======== PROVIDED RECORDS ========

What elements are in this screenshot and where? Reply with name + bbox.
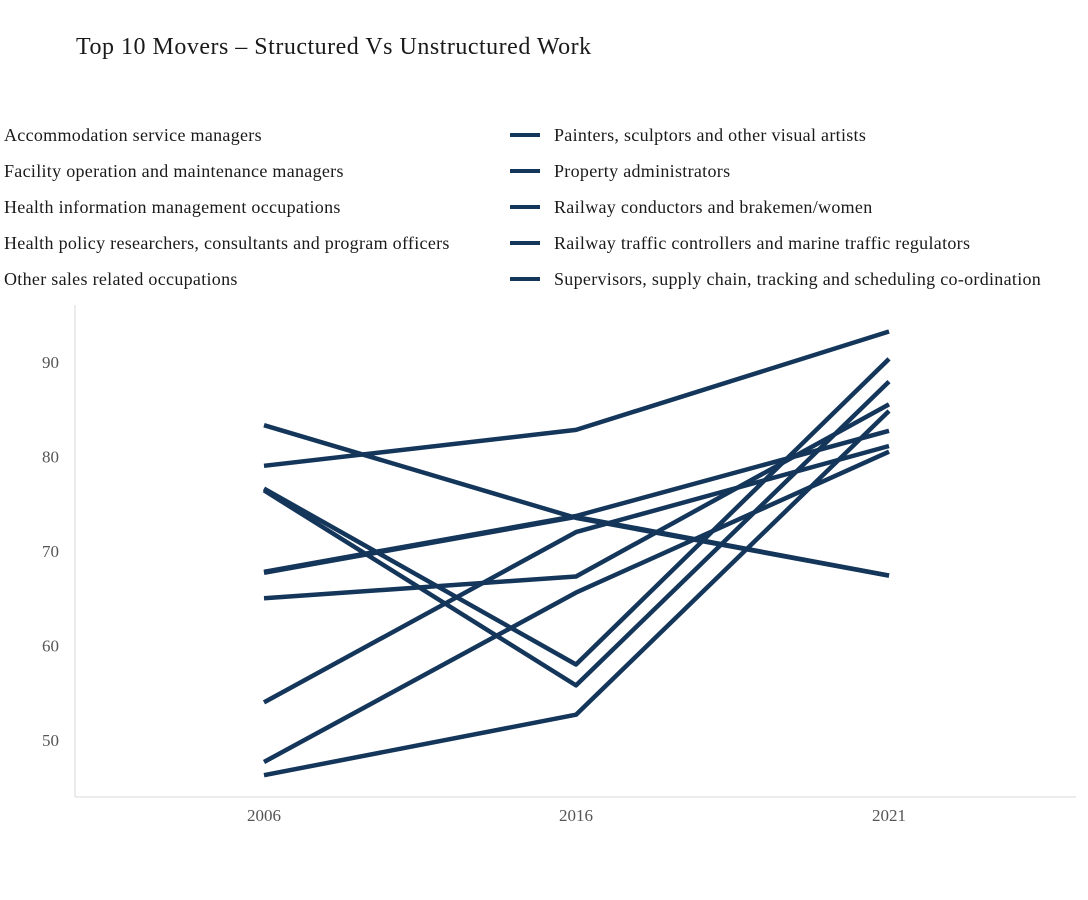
legend-label: Painters, sculptors and other visual art… bbox=[554, 124, 867, 145]
y-tick-label: 50 bbox=[42, 731, 59, 750]
legend-swatch bbox=[510, 205, 540, 209]
legend-swatch bbox=[510, 241, 540, 245]
legend-label: Railway traffic controllers and marine t… bbox=[554, 232, 971, 253]
legend-label: Supervisors, supply chain, tracking and … bbox=[554, 268, 1042, 289]
y-tick-label: 80 bbox=[42, 447, 59, 466]
legend-label: Other sales related occupations bbox=[4, 268, 238, 289]
x-tick-label: 2016 bbox=[559, 806, 593, 825]
series-line bbox=[263, 329, 890, 469]
legend-label: Railway conductors and brakemen/women bbox=[554, 196, 873, 217]
legend-item: Painters, sculptors and other visual art… bbox=[510, 123, 866, 147]
legend: Accommodation service managers Facility o… bbox=[0, 0, 1088, 300]
legend-item: Accommodation service managers bbox=[0, 123, 262, 147]
legend-item: Health information management occupation… bbox=[0, 195, 341, 219]
legend-swatch bbox=[510, 169, 540, 173]
legend-item: Property administrators bbox=[510, 159, 730, 183]
legend-item: Supervisors, supply chain, tracking and … bbox=[510, 267, 1041, 291]
legend-label: Facility operation and maintenance manag… bbox=[4, 160, 344, 181]
y-tick-label: 70 bbox=[42, 542, 59, 561]
legend-label: Property administrators bbox=[554, 160, 731, 181]
legend-swatch bbox=[510, 133, 540, 137]
x-tick-label: 2006 bbox=[247, 806, 281, 825]
legend-item: Facility operation and maintenance manag… bbox=[0, 159, 344, 183]
y-tick-label: 90 bbox=[42, 353, 59, 372]
legend-label: Health policy researchers, consultants a… bbox=[4, 232, 450, 253]
legend-label: Accommodation service managers bbox=[4, 124, 262, 145]
y-tick-label: 60 bbox=[42, 637, 59, 656]
legend-item: Railway traffic controllers and marine t… bbox=[510, 231, 970, 255]
legend-label: Health information management occupation… bbox=[4, 196, 341, 217]
series-line bbox=[262, 443, 890, 705]
series-line bbox=[263, 409, 891, 778]
legend-item: Other sales related occupations bbox=[0, 267, 238, 291]
series-line bbox=[262, 357, 891, 667]
legend-item: Health policy researchers, consultants a… bbox=[0, 231, 450, 255]
series-line bbox=[263, 402, 891, 601]
series-line bbox=[262, 449, 890, 764]
chart-title: Top 10 Movers – Structured Vs Unstructur… bbox=[76, 34, 592, 60]
series-line bbox=[263, 514, 890, 578]
legend-item: Railway conductors and brakemen/women bbox=[510, 195, 873, 219]
legend-swatch bbox=[510, 277, 540, 281]
x-tick-label: 2021 bbox=[872, 806, 906, 825]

========

Transcribe the lines of the records verbatim, beginning at the line containing "legend-label: Painters, sculptors" and continuing through the line containing "legend-item: Painters, sculptors", both included.

legend-label: Painters, sculptors and other visual art… bbox=[554, 124, 867, 145]
y-tick-label: 50 bbox=[42, 731, 59, 750]
legend-swatch bbox=[510, 205, 540, 209]
legend-swatch bbox=[510, 241, 540, 245]
legend-label: Railway traffic controllers and marine t… bbox=[554, 232, 971, 253]
legend-label: Supervisors, supply chain, tracking and … bbox=[554, 268, 1042, 289]
y-tick-label: 80 bbox=[42, 447, 59, 466]
legend-label: Other sales related occupations bbox=[4, 268, 238, 289]
x-tick-label: 2016 bbox=[559, 806, 593, 825]
series-line bbox=[263, 329, 890, 469]
legend-label: Railway conductors and brakemen/women bbox=[554, 196, 873, 217]
legend-item: Painters, sculptors and other visual art… bbox=[510, 123, 866, 147]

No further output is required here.